Look through the data below and return each line where "oraz" appears.

**** Dataset records ****

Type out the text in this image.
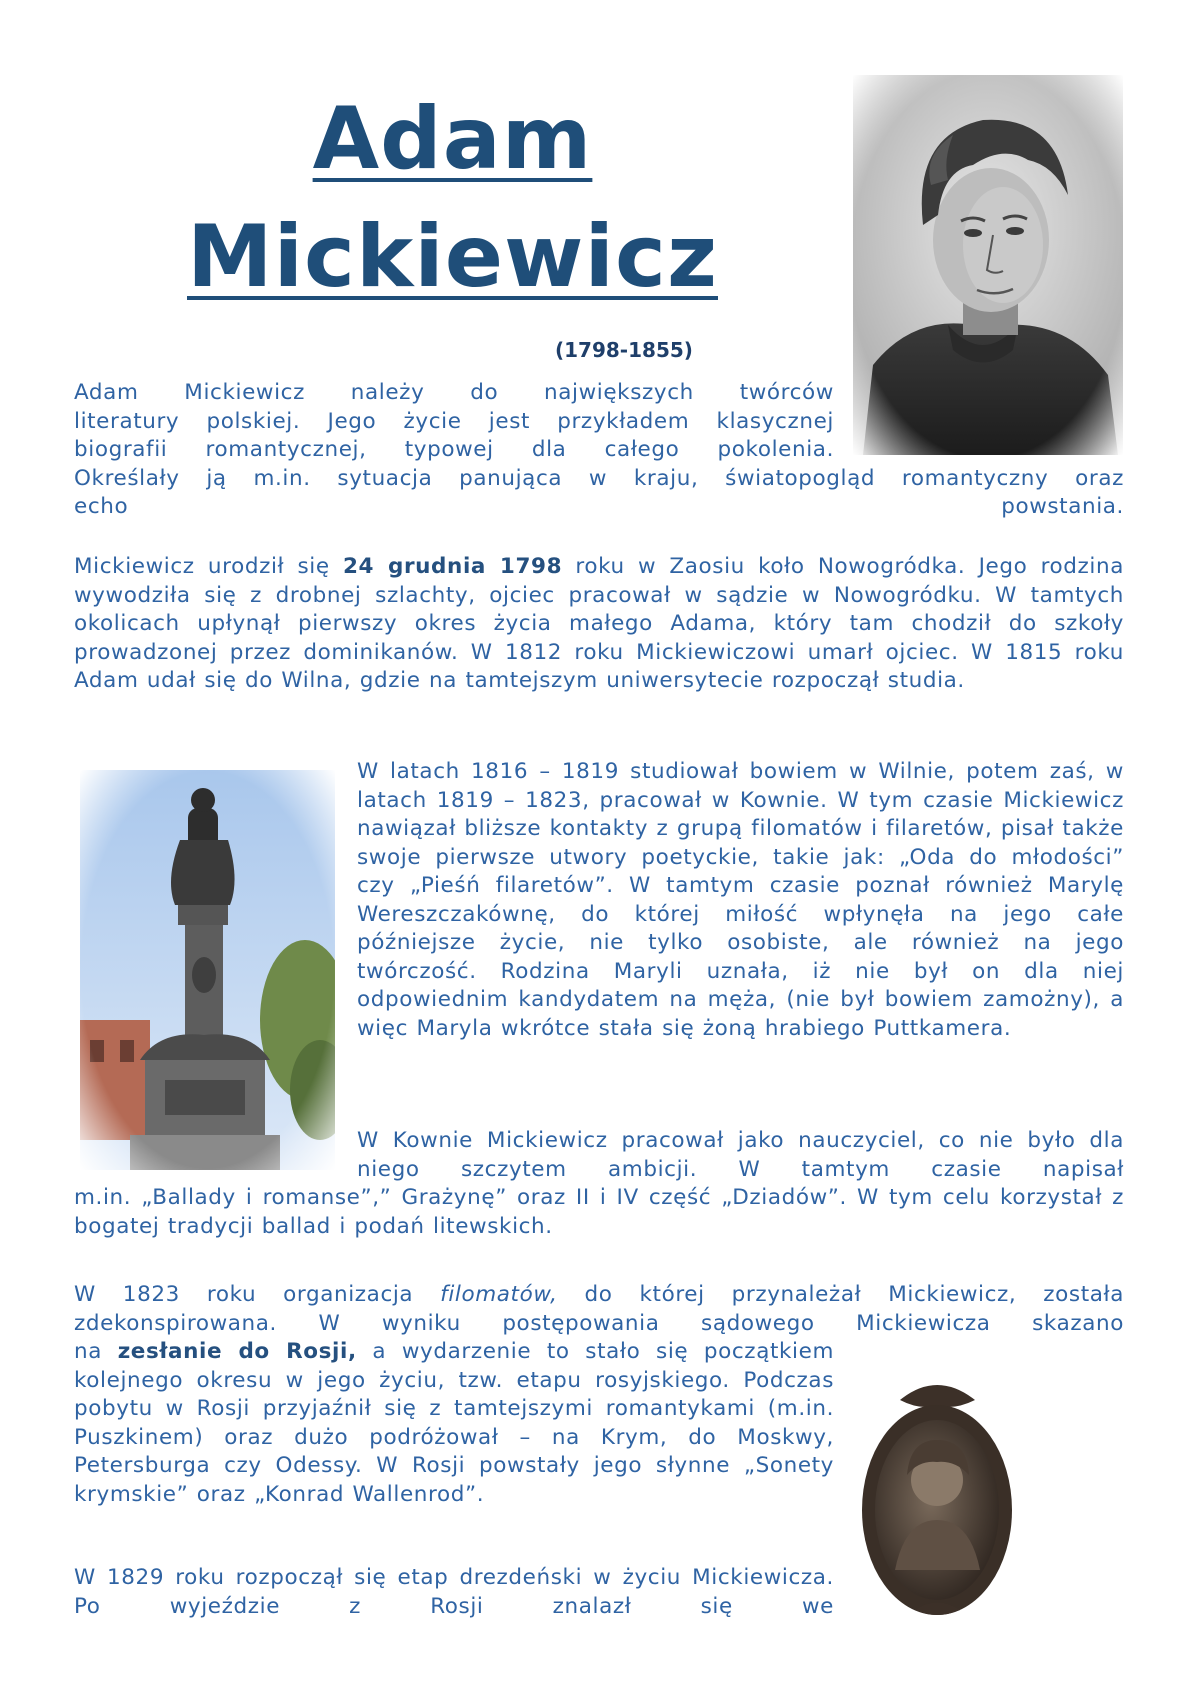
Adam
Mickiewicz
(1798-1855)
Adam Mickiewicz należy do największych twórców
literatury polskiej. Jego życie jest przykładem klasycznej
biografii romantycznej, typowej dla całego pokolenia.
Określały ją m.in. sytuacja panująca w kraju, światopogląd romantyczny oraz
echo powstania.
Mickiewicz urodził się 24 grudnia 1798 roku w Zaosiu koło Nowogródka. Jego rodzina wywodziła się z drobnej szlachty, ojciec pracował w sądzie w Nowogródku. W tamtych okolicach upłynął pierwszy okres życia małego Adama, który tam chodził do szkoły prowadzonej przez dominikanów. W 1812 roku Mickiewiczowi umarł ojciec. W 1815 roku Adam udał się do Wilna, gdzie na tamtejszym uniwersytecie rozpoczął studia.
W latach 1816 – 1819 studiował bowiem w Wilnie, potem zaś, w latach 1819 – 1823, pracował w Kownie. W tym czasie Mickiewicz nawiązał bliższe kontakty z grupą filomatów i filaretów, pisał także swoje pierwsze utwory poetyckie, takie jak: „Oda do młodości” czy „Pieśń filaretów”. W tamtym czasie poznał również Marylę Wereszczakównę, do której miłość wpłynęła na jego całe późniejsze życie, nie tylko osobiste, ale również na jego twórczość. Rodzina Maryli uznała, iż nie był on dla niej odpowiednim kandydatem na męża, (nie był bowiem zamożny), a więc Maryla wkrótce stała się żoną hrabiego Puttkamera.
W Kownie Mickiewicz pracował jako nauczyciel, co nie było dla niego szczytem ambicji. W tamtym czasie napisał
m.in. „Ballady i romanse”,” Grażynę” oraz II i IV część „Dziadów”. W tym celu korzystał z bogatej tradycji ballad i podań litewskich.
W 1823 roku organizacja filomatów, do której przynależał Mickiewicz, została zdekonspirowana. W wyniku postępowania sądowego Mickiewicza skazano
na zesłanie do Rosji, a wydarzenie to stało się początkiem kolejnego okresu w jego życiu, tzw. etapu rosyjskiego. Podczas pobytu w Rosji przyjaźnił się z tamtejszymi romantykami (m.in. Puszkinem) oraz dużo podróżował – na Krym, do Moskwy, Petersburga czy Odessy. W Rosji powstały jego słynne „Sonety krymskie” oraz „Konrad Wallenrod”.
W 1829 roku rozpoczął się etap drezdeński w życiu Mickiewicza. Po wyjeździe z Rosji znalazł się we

****

> [Task response]
Określały ją m.in. sytuacja panująca w kraju, światopogląd romantyczny oraz
m.in. „Ballady i romanse”,” Grażynę” oraz II i IV część „Dziadów”. W tym celu korzystał z bogatej tradycji ballad i podań litewskich.
na zesłanie do Rosji, a wydarzenie to stało się początkiem kolejnego okresu w jego życiu, tzw. etapu rosyjskiego. Podczas pobytu w Rosji przyjaźnił się z tamtejszymi romantykami (m.in. Puszkinem) oraz dużo podróżował – na Krym, do Moskwy, Petersburga czy Odessy. W Rosji powstały jego słynne „Sonety krymskie” oraz „Konrad Wallenrod”.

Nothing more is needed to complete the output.